> **Data rows**:
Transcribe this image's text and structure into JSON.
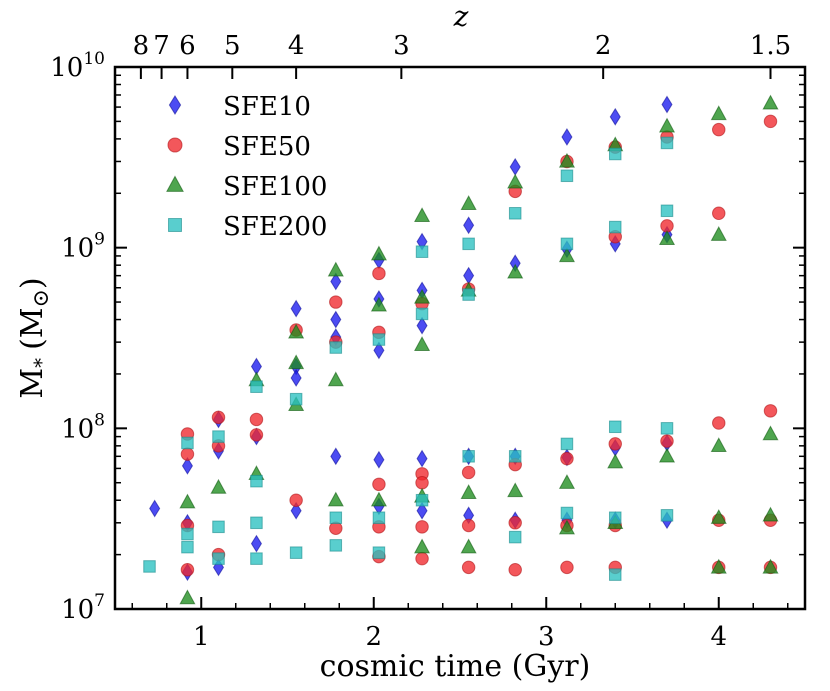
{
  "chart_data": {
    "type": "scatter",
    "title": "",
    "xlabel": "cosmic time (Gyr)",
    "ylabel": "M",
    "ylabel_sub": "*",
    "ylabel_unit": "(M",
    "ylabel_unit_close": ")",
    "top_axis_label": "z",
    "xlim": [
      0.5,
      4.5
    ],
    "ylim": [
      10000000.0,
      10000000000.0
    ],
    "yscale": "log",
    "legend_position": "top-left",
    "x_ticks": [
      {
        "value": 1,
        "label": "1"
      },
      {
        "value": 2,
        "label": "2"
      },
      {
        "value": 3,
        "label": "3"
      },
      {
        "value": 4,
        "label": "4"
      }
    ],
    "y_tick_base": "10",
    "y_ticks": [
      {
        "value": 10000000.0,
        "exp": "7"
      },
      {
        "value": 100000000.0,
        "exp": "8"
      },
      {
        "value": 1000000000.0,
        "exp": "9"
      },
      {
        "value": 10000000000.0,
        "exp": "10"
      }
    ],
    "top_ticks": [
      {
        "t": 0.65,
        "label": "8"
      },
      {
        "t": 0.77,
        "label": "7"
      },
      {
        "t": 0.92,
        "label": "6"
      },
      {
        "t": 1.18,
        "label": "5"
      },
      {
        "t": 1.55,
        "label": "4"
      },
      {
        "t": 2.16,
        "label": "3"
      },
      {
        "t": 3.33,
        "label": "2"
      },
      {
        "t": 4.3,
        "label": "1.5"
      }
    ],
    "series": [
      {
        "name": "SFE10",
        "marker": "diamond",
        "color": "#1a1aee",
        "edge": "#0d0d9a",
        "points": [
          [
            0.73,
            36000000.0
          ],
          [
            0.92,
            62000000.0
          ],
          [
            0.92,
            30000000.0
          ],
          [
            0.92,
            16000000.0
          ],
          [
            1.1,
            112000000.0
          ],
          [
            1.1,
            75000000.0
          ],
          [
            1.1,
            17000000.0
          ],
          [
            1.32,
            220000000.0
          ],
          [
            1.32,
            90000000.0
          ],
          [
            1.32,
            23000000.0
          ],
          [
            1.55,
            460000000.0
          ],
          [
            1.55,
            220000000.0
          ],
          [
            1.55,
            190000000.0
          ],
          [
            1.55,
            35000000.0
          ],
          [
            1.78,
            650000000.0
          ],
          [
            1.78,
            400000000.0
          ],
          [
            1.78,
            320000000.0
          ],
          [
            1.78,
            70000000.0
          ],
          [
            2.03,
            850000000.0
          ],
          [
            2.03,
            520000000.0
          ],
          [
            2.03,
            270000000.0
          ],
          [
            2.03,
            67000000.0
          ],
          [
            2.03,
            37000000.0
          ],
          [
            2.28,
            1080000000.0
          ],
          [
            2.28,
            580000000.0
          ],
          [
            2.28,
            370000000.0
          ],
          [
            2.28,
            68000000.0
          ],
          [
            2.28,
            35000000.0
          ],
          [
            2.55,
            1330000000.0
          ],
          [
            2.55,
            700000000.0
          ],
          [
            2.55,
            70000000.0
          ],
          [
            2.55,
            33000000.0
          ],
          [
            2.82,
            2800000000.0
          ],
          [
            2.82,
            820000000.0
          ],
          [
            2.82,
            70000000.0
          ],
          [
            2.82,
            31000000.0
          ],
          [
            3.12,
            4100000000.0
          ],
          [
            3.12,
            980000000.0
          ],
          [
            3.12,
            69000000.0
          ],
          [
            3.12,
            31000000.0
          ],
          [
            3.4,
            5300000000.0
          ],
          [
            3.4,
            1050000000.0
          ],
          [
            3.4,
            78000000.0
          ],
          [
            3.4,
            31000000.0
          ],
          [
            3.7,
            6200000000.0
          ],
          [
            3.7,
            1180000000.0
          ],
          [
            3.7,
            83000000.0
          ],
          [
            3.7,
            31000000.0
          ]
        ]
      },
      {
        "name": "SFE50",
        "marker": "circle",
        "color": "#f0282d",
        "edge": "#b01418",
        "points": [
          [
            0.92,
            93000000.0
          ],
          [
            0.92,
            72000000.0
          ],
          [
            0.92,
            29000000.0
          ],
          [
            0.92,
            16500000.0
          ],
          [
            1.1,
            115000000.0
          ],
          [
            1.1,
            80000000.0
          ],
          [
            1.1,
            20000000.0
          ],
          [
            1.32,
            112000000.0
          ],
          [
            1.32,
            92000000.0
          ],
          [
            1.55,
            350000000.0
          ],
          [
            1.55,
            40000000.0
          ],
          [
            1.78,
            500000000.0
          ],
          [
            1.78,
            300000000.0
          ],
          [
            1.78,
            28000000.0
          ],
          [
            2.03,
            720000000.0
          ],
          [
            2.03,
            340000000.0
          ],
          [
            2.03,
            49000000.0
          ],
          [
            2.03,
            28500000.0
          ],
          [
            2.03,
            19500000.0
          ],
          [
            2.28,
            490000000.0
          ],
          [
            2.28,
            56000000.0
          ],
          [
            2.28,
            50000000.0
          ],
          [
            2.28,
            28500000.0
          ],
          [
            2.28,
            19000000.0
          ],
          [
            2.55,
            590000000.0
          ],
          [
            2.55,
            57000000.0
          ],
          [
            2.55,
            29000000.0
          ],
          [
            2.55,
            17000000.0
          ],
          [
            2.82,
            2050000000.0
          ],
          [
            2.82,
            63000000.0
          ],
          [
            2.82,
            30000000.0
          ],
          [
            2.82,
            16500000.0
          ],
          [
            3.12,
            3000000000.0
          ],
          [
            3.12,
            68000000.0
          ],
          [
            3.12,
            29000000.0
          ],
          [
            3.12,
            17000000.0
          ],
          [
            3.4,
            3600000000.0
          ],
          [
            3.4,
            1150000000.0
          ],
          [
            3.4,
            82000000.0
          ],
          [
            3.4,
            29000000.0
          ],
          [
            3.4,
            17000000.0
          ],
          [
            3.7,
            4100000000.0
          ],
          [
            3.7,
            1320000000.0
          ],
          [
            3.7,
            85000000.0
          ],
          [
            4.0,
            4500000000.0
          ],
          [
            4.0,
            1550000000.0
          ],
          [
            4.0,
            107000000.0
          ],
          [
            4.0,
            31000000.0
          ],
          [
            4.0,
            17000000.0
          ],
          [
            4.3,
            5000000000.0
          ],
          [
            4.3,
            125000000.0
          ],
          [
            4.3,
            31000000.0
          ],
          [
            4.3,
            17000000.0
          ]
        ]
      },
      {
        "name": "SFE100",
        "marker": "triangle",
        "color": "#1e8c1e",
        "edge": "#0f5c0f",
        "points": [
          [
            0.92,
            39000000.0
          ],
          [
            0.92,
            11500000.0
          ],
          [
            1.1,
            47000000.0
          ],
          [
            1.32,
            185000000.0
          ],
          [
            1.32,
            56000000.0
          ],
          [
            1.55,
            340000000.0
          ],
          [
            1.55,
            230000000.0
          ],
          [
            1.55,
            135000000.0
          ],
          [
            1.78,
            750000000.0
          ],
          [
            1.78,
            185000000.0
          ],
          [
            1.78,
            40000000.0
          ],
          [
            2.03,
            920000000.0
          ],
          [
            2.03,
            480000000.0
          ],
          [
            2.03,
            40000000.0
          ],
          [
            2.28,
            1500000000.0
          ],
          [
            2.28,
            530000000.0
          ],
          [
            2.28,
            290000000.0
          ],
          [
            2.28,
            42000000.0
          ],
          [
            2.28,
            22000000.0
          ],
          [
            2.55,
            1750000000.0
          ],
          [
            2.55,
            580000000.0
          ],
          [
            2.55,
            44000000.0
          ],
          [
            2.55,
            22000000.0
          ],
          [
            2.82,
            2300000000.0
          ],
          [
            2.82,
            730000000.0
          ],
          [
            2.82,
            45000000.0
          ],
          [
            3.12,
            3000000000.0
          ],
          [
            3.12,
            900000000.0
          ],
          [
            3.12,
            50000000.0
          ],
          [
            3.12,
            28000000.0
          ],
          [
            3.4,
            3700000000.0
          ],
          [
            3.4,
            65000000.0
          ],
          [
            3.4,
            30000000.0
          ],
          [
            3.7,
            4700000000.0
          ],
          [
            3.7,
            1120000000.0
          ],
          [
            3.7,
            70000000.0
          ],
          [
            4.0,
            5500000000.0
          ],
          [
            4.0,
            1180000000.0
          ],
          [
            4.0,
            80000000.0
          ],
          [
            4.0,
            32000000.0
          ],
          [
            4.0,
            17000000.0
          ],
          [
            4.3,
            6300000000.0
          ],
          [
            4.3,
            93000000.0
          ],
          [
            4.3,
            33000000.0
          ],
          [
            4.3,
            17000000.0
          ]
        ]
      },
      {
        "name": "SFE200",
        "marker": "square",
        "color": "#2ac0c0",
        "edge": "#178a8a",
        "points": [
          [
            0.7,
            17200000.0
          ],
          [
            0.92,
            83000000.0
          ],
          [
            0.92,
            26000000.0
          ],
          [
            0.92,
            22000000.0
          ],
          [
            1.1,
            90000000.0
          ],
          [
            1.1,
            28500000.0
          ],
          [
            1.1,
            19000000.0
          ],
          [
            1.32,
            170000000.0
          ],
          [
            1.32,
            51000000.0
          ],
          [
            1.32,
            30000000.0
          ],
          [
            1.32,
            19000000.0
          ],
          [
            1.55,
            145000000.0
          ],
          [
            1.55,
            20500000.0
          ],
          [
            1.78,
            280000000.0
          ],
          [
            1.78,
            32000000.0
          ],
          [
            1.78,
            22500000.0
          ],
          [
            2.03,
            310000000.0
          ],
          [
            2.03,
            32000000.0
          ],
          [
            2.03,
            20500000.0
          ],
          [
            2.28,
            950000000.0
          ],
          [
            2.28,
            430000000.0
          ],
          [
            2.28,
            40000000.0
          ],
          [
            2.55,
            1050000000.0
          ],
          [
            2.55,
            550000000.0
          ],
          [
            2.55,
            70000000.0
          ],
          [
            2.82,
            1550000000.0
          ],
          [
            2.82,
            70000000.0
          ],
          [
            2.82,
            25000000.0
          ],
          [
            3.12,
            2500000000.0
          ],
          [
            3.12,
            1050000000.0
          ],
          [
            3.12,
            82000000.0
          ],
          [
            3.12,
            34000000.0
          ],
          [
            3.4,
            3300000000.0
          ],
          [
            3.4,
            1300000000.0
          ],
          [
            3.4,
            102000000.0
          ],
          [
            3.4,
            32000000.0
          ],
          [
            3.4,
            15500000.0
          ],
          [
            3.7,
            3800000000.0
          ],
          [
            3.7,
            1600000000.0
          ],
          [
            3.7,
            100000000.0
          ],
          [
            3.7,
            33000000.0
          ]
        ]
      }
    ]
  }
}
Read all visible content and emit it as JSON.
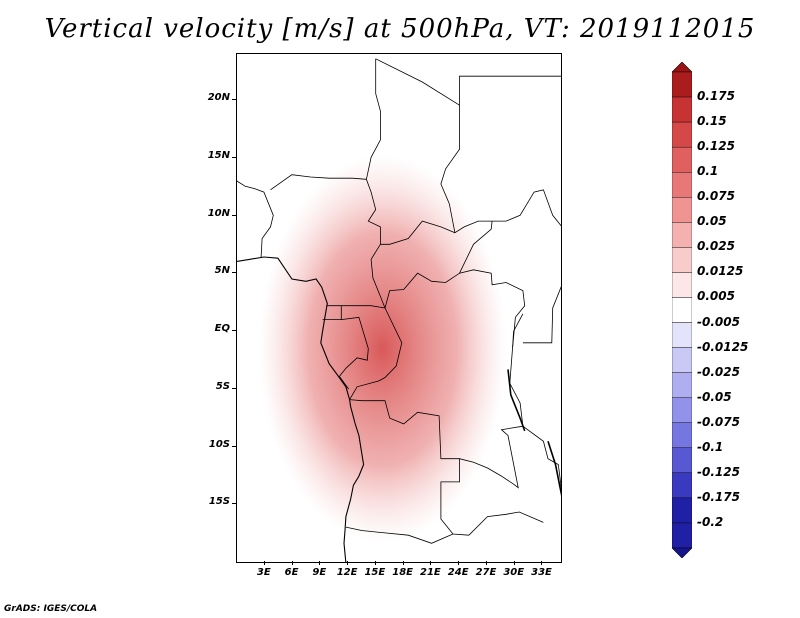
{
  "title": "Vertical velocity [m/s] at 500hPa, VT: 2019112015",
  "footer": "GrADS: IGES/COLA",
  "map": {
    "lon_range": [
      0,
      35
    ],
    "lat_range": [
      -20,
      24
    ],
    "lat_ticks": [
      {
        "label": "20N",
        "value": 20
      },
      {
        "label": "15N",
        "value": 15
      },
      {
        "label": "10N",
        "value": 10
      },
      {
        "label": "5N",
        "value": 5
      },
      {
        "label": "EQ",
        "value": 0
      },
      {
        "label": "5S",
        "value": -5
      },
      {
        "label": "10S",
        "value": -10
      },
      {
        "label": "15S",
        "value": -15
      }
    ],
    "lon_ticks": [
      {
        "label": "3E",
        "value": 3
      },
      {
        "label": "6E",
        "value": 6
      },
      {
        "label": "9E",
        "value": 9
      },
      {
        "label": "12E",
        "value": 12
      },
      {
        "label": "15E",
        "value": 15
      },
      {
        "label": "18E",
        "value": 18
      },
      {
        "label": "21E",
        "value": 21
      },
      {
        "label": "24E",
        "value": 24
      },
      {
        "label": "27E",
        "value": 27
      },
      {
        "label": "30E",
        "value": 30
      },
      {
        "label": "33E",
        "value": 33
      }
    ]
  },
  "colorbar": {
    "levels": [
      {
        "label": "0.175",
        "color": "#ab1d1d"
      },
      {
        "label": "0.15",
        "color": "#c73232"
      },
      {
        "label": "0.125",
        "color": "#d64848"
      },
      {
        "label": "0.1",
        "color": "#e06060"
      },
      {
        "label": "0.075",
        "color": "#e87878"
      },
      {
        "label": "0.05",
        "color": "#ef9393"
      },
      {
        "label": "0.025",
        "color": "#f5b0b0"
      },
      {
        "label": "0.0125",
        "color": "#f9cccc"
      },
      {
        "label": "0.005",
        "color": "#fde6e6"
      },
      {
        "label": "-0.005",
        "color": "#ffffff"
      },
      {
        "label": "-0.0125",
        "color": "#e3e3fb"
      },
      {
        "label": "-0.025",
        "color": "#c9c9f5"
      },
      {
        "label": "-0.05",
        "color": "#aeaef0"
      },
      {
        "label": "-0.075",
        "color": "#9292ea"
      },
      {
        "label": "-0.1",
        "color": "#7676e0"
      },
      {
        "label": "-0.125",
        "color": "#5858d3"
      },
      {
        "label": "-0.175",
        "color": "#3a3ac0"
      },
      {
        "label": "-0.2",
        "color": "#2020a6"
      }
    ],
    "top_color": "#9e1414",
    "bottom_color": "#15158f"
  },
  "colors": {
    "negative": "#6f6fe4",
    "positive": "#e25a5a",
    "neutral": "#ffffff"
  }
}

> **Aim**: Give the count of lines holding the word "name", with no other words.

> **Output**: 4